## Available data
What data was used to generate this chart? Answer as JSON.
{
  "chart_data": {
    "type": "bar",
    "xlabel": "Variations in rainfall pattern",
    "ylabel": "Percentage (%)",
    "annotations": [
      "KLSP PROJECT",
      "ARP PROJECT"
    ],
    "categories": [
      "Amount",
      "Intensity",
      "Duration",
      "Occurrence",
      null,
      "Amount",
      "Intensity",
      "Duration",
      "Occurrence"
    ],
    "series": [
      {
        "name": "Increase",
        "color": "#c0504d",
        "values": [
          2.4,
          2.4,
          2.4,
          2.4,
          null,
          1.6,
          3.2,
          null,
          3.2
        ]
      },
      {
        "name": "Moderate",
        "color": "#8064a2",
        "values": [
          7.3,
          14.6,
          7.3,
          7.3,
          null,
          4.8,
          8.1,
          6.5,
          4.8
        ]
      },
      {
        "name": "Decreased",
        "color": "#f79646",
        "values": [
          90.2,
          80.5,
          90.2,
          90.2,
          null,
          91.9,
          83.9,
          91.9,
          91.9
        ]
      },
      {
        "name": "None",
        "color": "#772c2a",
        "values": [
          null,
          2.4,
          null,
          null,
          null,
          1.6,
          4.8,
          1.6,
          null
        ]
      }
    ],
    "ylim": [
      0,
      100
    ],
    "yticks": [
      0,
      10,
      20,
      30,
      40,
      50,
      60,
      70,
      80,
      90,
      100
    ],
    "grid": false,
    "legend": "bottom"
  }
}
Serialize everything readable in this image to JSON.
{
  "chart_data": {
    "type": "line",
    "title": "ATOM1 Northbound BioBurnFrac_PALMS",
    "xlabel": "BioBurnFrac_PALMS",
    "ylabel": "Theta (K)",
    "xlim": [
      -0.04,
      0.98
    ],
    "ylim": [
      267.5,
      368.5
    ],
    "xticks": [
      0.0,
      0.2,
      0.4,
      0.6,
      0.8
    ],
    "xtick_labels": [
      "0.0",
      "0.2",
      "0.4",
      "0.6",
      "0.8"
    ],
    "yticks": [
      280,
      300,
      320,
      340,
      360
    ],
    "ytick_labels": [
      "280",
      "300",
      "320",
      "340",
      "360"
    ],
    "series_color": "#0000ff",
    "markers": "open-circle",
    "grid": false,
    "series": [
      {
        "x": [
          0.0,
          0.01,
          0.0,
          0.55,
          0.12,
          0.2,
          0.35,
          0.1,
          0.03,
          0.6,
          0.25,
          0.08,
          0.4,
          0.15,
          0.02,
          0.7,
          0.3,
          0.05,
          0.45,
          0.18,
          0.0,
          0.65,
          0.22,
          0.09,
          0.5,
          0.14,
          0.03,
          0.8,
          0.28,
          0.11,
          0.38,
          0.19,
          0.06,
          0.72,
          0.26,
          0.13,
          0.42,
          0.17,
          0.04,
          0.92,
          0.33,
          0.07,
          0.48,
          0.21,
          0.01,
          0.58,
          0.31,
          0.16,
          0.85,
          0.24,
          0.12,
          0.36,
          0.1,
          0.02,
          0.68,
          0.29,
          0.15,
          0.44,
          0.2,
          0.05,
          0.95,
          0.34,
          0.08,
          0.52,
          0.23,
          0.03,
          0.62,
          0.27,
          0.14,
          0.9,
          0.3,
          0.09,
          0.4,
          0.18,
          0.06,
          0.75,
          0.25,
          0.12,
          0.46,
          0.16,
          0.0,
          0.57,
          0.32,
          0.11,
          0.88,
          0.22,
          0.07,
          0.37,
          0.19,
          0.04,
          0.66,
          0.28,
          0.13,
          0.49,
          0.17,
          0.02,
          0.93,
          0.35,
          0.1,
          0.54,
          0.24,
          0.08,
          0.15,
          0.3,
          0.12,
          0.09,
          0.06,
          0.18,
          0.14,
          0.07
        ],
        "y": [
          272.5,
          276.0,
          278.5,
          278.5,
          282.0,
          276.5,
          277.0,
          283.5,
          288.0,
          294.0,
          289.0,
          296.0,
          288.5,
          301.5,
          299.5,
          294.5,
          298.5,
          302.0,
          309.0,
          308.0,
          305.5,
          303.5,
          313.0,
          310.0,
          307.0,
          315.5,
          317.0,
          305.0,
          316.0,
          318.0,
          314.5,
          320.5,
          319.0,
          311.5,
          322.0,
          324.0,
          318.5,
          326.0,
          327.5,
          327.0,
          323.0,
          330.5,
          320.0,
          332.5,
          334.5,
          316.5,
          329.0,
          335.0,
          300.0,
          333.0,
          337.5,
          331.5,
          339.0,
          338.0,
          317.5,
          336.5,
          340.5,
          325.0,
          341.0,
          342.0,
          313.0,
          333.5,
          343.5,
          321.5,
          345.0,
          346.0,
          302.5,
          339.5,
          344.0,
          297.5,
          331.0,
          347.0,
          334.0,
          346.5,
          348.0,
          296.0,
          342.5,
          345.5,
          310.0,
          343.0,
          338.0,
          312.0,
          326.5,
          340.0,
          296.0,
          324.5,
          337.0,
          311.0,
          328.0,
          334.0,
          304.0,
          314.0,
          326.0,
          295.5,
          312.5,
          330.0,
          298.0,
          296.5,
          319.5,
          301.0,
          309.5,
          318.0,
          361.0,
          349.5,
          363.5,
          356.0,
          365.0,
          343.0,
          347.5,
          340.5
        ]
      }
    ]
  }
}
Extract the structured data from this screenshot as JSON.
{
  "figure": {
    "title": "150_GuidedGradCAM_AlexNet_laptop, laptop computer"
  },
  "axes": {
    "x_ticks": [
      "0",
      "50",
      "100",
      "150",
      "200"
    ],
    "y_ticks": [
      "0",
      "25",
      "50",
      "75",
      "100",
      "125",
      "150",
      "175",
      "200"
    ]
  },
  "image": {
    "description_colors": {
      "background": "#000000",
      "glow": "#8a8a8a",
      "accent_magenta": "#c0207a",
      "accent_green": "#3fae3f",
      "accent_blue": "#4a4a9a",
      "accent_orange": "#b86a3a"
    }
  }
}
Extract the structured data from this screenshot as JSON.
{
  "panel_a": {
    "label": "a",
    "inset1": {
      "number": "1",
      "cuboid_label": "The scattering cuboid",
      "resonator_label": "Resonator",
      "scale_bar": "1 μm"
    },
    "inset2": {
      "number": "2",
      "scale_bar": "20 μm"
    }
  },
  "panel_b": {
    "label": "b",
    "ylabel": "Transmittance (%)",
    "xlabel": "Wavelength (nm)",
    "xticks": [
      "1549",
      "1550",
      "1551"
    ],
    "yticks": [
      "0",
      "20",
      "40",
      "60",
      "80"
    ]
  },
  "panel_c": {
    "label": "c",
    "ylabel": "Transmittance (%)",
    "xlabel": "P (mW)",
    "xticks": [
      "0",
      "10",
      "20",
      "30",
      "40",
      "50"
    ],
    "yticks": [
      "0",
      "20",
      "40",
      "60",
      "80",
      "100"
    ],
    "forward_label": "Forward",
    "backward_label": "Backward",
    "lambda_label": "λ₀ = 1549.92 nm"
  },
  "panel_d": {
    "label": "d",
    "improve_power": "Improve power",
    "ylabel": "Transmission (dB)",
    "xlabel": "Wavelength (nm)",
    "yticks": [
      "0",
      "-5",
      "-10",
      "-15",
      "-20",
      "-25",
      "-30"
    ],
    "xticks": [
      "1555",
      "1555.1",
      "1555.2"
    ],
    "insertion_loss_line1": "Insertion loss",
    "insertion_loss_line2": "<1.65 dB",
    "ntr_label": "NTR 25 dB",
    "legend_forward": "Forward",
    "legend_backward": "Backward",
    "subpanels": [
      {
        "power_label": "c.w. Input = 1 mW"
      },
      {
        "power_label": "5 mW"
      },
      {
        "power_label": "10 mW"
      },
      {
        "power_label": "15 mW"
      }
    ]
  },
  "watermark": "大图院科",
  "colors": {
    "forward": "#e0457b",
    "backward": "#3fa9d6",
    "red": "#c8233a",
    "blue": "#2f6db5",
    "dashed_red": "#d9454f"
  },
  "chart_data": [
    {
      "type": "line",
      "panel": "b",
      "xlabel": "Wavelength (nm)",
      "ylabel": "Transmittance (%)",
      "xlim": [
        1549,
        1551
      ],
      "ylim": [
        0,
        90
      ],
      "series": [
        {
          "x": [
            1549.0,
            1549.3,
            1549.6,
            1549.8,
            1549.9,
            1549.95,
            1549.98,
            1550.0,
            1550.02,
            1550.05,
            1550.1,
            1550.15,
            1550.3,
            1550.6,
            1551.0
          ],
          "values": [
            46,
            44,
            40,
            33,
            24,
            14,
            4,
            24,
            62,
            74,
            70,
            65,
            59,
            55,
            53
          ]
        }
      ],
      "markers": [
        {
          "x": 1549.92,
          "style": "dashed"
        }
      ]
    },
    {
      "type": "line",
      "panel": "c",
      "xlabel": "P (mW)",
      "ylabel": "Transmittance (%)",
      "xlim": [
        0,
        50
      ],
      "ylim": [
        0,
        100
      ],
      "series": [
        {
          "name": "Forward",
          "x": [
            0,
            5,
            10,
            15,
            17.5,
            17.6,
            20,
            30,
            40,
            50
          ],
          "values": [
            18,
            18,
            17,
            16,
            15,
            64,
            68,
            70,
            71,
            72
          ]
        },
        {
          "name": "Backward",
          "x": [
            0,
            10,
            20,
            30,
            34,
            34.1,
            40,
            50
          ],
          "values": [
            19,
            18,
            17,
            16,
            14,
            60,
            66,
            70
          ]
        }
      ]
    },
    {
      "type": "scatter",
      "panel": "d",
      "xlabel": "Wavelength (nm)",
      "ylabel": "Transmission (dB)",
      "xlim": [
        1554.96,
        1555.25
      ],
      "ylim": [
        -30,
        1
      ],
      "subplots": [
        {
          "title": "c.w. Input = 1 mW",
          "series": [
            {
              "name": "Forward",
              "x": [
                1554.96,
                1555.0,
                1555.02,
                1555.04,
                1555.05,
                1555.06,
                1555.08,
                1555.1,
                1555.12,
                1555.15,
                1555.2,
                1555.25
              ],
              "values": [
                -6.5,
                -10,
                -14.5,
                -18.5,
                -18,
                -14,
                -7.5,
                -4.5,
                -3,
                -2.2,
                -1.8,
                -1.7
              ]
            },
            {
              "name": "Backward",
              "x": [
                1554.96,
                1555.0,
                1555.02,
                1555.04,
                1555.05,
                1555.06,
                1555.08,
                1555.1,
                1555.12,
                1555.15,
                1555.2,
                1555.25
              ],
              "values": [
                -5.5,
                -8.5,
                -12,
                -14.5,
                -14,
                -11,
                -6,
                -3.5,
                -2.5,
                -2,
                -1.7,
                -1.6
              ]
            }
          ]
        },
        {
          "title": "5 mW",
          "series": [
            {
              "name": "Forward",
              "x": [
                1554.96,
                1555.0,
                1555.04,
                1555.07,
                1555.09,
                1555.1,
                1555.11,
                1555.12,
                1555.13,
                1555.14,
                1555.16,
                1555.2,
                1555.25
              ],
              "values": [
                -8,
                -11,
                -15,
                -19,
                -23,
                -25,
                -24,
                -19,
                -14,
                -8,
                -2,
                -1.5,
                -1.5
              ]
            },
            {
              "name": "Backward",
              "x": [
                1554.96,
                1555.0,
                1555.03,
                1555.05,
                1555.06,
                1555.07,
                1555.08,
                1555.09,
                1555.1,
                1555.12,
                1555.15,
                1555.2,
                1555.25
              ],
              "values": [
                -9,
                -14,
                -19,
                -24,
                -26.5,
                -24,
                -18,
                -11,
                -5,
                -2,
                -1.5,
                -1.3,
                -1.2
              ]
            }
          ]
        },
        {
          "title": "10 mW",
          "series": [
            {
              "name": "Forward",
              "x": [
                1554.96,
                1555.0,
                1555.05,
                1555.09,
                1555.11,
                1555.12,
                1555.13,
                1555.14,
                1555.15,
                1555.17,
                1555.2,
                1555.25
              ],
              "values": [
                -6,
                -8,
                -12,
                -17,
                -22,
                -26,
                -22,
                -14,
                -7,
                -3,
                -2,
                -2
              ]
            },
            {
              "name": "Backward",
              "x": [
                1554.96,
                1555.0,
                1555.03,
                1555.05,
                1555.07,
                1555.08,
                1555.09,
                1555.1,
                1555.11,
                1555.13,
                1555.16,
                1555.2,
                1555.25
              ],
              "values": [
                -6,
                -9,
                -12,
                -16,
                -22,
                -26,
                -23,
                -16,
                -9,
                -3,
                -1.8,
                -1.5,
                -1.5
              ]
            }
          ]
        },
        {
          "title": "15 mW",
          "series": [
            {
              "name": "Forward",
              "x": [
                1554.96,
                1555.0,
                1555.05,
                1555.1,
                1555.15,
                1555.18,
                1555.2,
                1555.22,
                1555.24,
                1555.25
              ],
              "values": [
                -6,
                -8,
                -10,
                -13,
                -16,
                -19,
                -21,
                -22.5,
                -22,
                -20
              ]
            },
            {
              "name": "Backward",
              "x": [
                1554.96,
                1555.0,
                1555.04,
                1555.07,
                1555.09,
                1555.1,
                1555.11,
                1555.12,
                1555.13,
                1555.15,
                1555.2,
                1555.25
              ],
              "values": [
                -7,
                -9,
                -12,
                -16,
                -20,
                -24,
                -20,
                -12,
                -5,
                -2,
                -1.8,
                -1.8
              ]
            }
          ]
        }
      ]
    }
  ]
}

## What you need to do
Find the word "type" in the entries above and gather every line that holds it.

## Answer to the exercise
    "type": "bar",
    "type": "line",
      "type": "line",
      "type": "line",
      "type": "scatter",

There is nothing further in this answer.